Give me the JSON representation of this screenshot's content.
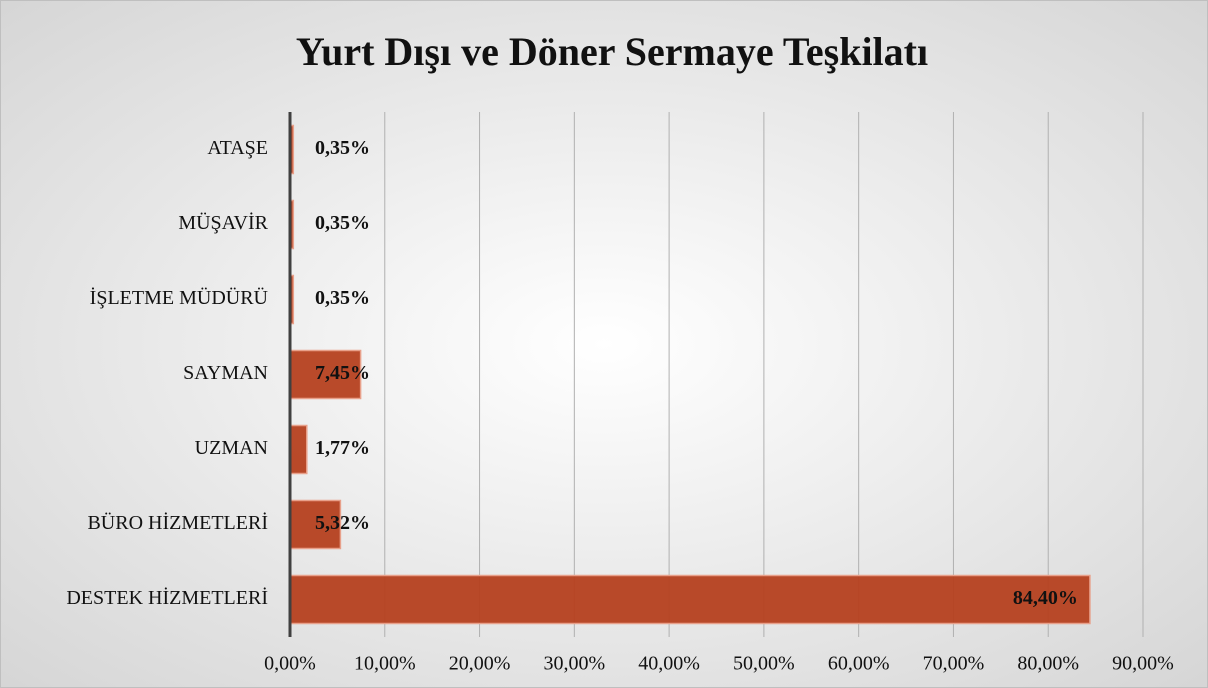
{
  "chart_data": {
    "type": "barh",
    "title": "Yurt Dışı ve Döner Sermaye Teşkilatı",
    "categories": [
      "ATAŞE",
      "MÜŞAVİR",
      "İŞLETME MÜDÜRÜ",
      "SAYMAN",
      "UZMAN",
      "BÜRO HİZMETLERİ",
      "DESTEK HİZMETLERİ"
    ],
    "values": [
      0.35,
      0.35,
      0.35,
      7.45,
      1.77,
      5.32,
      84.4
    ],
    "value_labels": [
      "0,35%",
      "0,35%",
      "0,35%",
      "7,45%",
      "1,77%",
      "5,32%",
      "84,40%"
    ],
    "color": "#b5401f",
    "xlim": [
      0,
      90
    ],
    "xticks": [
      {
        "value": 0,
        "label": "0,00%"
      },
      {
        "value": 10,
        "label": "10,00%"
      },
      {
        "value": 20,
        "label": "20,00%"
      },
      {
        "value": 30,
        "label": "30,00%"
      },
      {
        "value": 40,
        "label": "40,00%"
      },
      {
        "value": 50,
        "label": "50,00%"
      },
      {
        "value": 60,
        "label": "60,00%"
      },
      {
        "value": 70,
        "label": "70,00%"
      },
      {
        "value": 80,
        "label": "80,00%"
      },
      {
        "value": 90,
        "label": "90,00%"
      }
    ],
    "grid": true
  }
}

● **Problem requirements**
Your task is to collect every line above that contains the word "HİZMETLERİ".

● **Complete answer**
      "BÜRO HİZMETLERİ",
      "DESTEK HİZMETLERİ"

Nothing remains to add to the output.